The problem: Find all the lines with "Рекомендациям" and gather them.
[start of Dataset records]
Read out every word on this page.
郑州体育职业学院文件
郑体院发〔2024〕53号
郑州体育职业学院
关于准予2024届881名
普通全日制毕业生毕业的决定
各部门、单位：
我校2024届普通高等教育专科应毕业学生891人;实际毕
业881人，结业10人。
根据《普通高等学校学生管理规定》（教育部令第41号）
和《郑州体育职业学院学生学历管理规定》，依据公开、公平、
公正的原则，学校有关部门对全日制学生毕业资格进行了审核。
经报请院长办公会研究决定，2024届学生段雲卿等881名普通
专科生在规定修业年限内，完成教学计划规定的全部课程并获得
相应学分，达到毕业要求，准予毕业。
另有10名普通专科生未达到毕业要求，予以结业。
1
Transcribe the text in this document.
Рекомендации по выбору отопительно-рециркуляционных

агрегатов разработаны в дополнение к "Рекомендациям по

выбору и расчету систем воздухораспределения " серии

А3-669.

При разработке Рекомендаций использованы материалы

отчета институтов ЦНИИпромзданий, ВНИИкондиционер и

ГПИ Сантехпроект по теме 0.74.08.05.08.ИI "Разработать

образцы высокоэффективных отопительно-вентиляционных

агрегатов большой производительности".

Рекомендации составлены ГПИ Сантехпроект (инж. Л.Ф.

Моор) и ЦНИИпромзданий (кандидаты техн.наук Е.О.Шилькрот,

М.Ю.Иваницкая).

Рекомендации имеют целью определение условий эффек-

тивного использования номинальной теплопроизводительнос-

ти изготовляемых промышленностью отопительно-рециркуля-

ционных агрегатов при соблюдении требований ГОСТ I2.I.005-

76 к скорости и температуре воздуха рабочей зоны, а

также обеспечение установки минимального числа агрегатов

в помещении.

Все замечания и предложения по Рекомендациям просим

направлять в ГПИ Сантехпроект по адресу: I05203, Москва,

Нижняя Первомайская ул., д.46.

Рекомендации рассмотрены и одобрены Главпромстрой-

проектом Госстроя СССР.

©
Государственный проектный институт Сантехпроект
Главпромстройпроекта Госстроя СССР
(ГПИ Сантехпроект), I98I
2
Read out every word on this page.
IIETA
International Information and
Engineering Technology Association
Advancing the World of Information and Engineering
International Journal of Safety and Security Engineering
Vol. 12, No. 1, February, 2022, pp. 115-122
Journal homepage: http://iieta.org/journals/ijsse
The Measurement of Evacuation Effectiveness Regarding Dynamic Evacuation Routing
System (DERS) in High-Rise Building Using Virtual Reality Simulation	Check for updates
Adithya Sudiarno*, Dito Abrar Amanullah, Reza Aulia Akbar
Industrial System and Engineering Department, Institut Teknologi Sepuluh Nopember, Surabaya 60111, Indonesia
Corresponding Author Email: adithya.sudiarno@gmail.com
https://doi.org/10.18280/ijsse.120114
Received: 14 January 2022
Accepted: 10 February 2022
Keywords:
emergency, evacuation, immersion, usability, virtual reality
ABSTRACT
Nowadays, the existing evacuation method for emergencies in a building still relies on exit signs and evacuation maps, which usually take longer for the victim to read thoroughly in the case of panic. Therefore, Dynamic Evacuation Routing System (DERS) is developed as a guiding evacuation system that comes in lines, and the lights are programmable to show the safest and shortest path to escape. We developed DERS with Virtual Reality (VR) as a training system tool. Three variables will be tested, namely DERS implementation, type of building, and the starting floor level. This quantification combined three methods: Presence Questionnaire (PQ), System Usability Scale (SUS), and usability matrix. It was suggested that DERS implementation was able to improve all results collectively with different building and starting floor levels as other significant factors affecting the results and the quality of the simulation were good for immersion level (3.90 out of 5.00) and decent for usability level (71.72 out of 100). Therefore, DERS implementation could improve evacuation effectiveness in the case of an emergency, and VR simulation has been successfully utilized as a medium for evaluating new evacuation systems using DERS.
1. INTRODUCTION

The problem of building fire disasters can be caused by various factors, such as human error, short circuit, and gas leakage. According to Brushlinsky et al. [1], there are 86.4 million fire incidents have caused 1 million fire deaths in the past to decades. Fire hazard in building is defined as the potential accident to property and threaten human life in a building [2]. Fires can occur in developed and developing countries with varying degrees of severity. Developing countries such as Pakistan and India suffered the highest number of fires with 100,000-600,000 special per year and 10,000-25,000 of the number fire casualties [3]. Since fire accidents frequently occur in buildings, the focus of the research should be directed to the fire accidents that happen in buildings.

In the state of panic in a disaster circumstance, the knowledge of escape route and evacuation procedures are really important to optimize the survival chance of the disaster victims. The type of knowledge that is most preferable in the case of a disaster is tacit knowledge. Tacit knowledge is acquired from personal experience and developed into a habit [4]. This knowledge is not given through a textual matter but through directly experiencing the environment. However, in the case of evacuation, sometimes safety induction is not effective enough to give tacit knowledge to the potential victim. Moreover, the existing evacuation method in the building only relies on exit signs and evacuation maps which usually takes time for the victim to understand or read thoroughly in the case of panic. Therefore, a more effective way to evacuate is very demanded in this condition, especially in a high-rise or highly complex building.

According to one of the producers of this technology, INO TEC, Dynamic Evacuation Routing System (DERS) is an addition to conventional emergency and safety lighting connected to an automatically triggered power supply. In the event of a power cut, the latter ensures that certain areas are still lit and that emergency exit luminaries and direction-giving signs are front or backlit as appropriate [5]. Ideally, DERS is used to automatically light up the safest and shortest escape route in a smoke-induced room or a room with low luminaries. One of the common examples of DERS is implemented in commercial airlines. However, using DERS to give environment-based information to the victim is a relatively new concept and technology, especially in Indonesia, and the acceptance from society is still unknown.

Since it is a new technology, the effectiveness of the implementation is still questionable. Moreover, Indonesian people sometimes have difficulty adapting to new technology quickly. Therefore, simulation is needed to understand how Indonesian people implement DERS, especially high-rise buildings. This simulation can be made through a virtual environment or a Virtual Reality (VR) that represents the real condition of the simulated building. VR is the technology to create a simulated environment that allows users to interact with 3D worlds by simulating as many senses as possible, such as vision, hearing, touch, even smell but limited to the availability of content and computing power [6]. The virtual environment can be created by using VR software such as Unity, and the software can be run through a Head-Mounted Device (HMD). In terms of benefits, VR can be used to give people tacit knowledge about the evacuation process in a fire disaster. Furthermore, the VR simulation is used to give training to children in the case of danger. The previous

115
[end of Dataset records]
Final result:
агрегатов разработаны в дополнение к "Рекомендациям по
Все замечания и предложения по Рекомендациям просим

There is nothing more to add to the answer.